[AIM OF THE EXERCISE]:
Collect all lines containing the word "HASCH" from the data.
[Start MATERIAL PROVIDED]
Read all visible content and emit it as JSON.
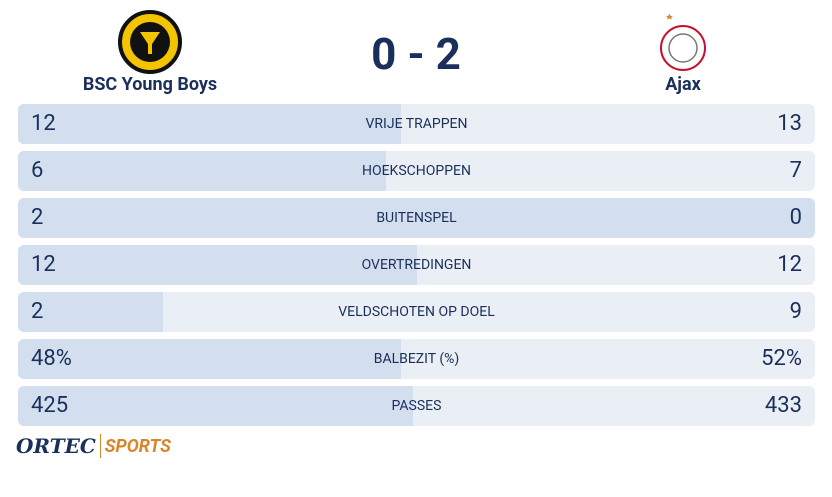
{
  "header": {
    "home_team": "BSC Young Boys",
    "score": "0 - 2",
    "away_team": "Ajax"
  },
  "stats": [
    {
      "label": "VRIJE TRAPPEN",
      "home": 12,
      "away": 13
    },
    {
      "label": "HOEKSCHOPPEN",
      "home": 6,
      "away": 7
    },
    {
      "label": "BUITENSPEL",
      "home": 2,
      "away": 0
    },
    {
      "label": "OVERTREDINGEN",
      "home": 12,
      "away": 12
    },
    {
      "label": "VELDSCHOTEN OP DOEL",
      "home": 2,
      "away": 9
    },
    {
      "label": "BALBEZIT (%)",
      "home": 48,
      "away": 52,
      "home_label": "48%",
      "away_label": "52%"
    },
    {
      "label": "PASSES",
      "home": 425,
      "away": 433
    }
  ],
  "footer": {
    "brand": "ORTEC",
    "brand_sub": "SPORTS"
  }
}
[End MATERIAL PROVIDED]
[Start MATERIAL PROVIDED]
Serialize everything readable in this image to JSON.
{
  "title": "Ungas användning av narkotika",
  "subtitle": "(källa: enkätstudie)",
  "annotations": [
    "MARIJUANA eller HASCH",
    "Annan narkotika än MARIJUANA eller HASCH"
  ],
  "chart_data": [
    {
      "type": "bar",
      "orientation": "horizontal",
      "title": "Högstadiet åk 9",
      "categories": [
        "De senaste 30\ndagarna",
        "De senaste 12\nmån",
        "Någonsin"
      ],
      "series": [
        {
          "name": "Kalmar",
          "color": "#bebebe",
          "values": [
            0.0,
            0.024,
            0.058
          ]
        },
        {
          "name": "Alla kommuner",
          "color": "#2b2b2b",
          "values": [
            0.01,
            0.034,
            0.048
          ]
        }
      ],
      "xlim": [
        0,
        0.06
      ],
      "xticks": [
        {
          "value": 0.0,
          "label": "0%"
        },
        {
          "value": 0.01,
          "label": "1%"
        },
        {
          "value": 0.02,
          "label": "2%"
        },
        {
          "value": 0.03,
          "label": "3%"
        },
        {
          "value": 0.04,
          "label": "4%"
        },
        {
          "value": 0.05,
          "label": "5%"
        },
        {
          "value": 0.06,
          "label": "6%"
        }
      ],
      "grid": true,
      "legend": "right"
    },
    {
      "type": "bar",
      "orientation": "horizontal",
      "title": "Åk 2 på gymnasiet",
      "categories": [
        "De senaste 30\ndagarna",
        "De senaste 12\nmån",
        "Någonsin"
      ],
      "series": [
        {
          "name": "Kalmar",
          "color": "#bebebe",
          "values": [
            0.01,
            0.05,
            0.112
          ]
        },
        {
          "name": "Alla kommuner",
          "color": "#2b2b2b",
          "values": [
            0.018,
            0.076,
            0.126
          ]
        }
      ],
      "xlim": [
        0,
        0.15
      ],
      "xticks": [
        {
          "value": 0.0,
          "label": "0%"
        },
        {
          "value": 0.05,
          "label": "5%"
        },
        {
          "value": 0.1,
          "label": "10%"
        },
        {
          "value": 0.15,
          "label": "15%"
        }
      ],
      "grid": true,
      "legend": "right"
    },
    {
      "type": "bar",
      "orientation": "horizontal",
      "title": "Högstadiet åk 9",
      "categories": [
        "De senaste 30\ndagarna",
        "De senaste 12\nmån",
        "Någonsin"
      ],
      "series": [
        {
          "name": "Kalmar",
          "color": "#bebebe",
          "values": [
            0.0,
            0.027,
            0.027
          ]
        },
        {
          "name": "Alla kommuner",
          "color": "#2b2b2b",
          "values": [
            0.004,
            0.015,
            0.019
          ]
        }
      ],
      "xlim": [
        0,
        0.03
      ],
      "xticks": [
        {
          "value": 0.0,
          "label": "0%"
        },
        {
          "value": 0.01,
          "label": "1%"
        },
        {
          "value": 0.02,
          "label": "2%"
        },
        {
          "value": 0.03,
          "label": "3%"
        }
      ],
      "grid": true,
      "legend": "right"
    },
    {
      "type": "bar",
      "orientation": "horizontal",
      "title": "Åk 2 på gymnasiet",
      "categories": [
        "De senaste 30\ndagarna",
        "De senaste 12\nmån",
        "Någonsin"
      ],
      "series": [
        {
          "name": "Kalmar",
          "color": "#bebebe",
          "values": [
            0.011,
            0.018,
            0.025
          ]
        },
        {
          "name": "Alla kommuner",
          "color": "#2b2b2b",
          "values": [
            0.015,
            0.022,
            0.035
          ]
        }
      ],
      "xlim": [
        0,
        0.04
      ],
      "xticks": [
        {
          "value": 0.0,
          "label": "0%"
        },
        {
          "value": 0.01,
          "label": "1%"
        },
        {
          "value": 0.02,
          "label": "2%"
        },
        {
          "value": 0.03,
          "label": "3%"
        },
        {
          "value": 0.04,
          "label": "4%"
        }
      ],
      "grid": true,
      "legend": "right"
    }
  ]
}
[End MATERIAL PROVIDED]
[THE OUTPUT]:
    "MARIJUANA eller HASCH",
    "Annan narkotika än MARIJUANA eller HASCH"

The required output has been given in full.